* REQUIRED ACTIONS
• A. From the NanoMind text, copy the passage that begins at the words "Because of this, a" and stops after the words "across that retrain.".
• B. Using the NanoMind text, mark each statement yes or no, and quote the exact words that decide it.
(i) A consumer that blocks on a NanoMind verdict should raise the threshold to confidence > 0.95.
(ii) The attackClass enum will change in the retrain to v0.6.0.
(iii) The retrain to v0.6.0 is tracked separately.

Because of this, a consumer that blocks on a NanoMind verdict should raise the threshold to confidence > 0.95 and corroborate with a non-classifier signal before acting. A retrain to v0.6.0 with broader corpus coverage is tracked separately; the five-value canonical attackClass enum will not change across that retrain.

* DATA SHOWN
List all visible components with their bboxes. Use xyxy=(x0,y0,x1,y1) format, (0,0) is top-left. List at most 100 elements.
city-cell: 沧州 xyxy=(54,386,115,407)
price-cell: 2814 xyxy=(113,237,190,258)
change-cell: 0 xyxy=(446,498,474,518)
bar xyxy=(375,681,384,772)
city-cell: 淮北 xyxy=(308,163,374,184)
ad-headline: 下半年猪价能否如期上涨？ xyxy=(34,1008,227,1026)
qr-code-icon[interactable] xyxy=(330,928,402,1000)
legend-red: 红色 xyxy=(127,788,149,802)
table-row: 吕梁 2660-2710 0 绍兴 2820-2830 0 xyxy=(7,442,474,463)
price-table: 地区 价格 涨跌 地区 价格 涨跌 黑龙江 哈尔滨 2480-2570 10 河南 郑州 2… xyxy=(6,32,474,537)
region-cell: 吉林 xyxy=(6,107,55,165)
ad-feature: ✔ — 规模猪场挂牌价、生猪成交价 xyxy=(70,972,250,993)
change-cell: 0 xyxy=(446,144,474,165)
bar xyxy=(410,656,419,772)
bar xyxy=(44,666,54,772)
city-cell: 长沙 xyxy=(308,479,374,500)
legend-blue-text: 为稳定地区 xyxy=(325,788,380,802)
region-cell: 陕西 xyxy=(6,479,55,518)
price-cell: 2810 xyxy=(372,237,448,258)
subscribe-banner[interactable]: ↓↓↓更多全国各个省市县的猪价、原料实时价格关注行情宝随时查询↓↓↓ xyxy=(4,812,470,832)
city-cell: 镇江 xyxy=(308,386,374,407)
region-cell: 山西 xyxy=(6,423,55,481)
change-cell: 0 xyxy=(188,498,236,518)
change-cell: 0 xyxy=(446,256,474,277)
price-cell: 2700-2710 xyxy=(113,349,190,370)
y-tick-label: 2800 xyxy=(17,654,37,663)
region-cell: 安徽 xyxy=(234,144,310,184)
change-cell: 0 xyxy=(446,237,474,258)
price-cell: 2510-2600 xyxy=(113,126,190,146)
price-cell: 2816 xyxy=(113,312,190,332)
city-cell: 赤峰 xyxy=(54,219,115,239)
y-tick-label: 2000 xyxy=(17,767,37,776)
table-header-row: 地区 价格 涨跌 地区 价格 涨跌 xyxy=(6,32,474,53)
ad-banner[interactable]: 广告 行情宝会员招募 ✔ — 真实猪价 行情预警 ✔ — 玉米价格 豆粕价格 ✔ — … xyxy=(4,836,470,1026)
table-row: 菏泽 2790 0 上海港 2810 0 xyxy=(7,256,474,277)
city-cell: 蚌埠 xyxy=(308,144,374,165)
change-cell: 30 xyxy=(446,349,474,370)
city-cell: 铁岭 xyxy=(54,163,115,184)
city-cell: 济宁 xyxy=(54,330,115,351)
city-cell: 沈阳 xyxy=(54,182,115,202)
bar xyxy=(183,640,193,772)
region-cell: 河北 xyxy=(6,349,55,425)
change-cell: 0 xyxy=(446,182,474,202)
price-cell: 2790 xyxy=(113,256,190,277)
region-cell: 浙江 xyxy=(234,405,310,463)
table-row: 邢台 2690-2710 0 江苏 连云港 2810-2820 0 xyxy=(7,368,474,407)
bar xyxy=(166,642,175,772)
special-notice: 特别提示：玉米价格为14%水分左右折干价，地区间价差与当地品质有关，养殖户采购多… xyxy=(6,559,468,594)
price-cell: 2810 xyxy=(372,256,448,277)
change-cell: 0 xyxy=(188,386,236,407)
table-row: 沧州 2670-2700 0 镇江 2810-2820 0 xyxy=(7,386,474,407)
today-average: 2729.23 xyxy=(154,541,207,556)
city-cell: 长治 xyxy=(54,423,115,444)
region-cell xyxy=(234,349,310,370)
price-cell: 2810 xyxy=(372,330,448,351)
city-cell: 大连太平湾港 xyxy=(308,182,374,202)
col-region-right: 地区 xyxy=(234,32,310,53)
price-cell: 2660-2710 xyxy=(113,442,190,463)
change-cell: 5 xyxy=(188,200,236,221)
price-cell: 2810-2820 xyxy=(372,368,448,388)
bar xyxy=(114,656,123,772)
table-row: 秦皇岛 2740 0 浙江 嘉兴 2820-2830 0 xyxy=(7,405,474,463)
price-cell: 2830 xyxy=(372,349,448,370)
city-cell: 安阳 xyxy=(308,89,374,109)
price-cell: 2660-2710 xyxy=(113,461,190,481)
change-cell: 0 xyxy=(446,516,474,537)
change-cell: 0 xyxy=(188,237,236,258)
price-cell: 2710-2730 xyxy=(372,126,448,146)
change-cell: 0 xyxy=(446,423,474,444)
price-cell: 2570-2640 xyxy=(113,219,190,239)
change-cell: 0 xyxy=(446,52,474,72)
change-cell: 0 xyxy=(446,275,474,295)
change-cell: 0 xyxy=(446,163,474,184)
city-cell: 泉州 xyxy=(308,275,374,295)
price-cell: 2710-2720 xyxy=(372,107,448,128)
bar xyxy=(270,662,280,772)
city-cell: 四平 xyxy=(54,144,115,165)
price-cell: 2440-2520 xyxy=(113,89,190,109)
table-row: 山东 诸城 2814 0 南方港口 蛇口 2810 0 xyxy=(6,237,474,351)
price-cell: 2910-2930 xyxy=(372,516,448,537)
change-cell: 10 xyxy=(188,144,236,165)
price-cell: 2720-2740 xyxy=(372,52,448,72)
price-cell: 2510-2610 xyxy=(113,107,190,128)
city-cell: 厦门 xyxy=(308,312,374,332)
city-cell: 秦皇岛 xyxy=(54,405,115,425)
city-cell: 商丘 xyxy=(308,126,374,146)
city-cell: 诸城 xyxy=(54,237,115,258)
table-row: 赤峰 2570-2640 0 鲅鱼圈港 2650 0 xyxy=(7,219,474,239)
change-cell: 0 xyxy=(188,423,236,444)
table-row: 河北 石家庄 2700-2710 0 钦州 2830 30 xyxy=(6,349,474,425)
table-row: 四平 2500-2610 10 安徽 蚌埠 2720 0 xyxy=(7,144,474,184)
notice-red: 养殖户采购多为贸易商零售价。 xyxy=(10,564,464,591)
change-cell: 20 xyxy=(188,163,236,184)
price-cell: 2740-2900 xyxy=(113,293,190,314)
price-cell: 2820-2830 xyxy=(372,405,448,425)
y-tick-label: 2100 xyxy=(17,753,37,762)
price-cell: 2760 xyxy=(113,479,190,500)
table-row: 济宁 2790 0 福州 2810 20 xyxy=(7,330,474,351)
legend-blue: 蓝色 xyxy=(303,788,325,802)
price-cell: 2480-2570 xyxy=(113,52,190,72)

* LIST OF SOLUTIONS
• A.
Because of this, a consumer that blocks on a NanoMind verdict should raise the threshold to confidence > 0.95 and corroborate with a non-classifier signal before acting. A retrain to v0.6.0 with broader corpus coverage is tracked separately; the five-value canonical attackClass enum will not change across that retrain.

• B.
(i) Yes: "should raise the threshold to confidence > 0.95"
(ii) No: "the five-value canonical attackClass enum will not change across that retrain"
(iii) Yes: "A retrain to v0.6.0 with broader corpus coverage is tracked separately"